WHAT YOU SHOULD DO:
Nothing may be dropped or altered: reproduce all the data.

Collection entries:

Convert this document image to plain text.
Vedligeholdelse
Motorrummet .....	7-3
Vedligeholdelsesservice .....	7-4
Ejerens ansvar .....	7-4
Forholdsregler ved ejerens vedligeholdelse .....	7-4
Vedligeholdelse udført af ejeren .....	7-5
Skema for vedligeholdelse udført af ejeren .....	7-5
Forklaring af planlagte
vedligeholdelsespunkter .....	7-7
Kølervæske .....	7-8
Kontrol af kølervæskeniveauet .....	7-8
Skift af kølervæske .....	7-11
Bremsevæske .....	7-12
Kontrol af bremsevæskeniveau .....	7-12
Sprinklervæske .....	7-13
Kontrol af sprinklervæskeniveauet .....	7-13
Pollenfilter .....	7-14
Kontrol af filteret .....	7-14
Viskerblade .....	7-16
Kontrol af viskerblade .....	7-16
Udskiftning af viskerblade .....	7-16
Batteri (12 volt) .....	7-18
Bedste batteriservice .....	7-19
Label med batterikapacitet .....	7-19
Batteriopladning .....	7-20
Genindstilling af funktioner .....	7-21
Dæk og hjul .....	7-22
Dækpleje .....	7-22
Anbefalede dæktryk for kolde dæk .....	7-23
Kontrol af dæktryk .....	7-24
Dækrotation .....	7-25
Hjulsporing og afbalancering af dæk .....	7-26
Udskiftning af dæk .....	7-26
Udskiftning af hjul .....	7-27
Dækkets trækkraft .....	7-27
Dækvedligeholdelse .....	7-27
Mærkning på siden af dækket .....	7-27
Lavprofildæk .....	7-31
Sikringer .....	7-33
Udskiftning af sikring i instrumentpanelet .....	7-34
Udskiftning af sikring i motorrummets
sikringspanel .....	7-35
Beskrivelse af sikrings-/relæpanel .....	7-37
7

SOLVED EXERCISE:
Convert this document image to plain text.
Vedligeholdelse
Motorrummet .....	7-3
Vedligeholdelsesservice .....	7-4
Ejerens ansvar .....	7-4
Forholdsregler ved ejerens vedligeholdelse .....	7-4
Vedligeholdelse udført af ejeren .....	7-5
Skema for vedligeholdelse udført af ejeren .....	7-5
Forklaring af planlagte
vedligeholdelsespunkter .....	7-7
Kølervæske .....	7-8
Kontrol af kølervæskeniveauet .....	7-8
Skift af kølervæske .....	7-11
Bremsevæske .....	7-12
Kontrol af bremsevæskeniveau .....	7-12
Sprinklervæske .....	7-13
Kontrol af sprinklervæskeniveauet .....	7-13
Pollenfilter .....	7-14
Kontrol af filteret .....	7-14
Viskerblade .....	7-16
Kontrol af viskerblade .....	7-16
Udskiftning af viskerblade .....	7-16
Batteri (12 volt) .....	7-18
Bedste batteriservice .....	7-19
Label med batterikapacitet .....	7-19
Batteriopladning .....	7-20
Genindstilling af funktioner .....	7-21
Dæk og hjul .....	7-22
Dækpleje .....	7-22
Anbefalede dæktryk for kolde dæk .....	7-23
Kontrol af dæktryk .....	7-24
Dækrotation .....	7-25
Hjulsporing og afbalancering af dæk .....	7-26
Udskiftning af dæk .....	7-26
Udskiftning af hjul .....	7-27
Dækkets trækkraft .....	7-27
Dækvedligeholdelse .....	7-27
Mærkning på siden af dækket .....	7-27
Lavprofildæk .....	7-31
Sikringer .....	7-33
Udskiftning af sikring i instrumentpanelet .....	7-34
Udskiftning af sikring i motorrummets
sikringspanel .....	7-35
Beskrivelse af sikrings-/relæpanel .....	7-37
7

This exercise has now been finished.